-- start Page excerpt --

Audio quality matters, but it matters more in some professions than in others.

If you’re a professional singer performing a concert and you can’t hear yourself, your performance suffers. A bad performance might tarnish your reputation or even kill your career, but likely nobody dies.

In law enforcement, however, being able to hear clearly can literally mean the difference between life and death. In the noise and chaos of a critical incident, an officer needs to be able to simultaneously hear and understand verbal commands and radio communications while monitoring ambient noise from the surroundings. Add the need to be discreet and the need to do all this for an entire shift (and then some) and you’ve got an extra challenge.

The founders of N-ear understand this distinction.

From the stage to the station

As an audio monitoring engineer (the one who mixes the sound musicians listen to onstage during a performance), Mads Staerke was responsible for making sure that some of the biggest musical artists in Denmark could hear their own performances.

-- end Page excerpt --

Extend the piece on audio quality in law enforcement and the founders of N-ear, picking up after its last sentence.

-- start Source excerpt --

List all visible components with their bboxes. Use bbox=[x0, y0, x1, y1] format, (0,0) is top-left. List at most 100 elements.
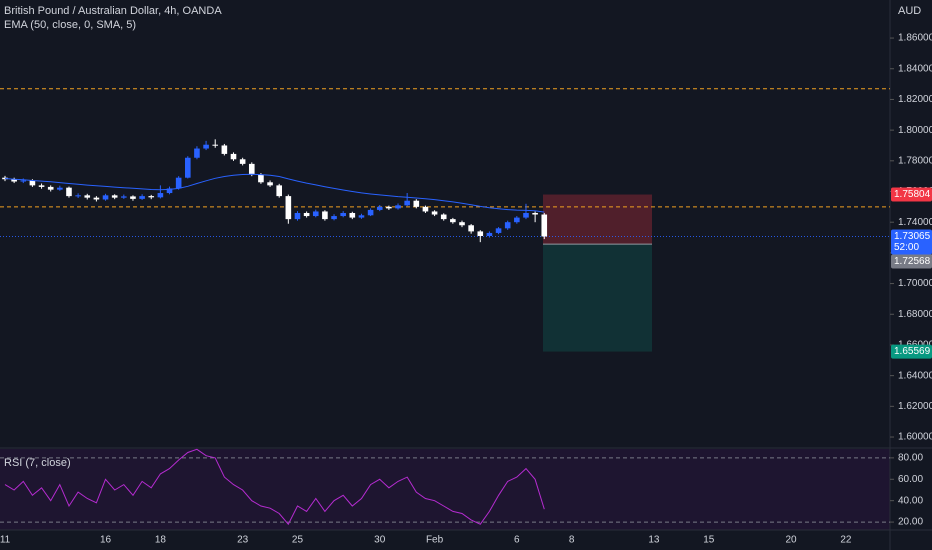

-- end Source excerpt --

- Reply:
Staerke and his business partner, Jesper Martini, had a business serving the music industry. Working with law enforcement wasn’t on their radar until a former colleague-turned-police officer approached Staerke to see if he could help the department with problems they had with their earpieces.

“We actually didn’t have a product,” said Martini. “So, we talked a lot to them and found out what it was that they needed, what was the problem with the equipment that they used at the time. And then we came up with a solution.”

Complaints from the police officers about their existing earpieces weren’t about audio quality, but about ear fatigue, situational awareness and comfort. So, the Danish duo went to work developing purpose-built earpieces designed for the needs of law enforcement.

“Police officers need clear communication, they need to know that it works all the time, and they need it to be comfortable all the time,” said Martini.

The earpieces that Staerke and Martini designed for Danish police proved to be so well regarded that not too long after, they traded in their careers in live music and started N-ear to provide improve critical communications for those who protect others.

The N-ear difference

With N-ear, high-quality audio is a given. Having mastered that challenge first gives N-ear space to be inventive in solving for some of the other challenges, like comfort and compactness.

Both are achieved thanks to a distinctly different design than that of a typical acoustical tube earpiece. Instead of a bulky plastic tube with a mushroom-shaped tip that sits atop the wearer’s ear canal like a cork in a wine bottle, the N-ear 360 feature a super-thin, lightweight wire and micro-speaker that extends deep inside the wearer’s ear canal.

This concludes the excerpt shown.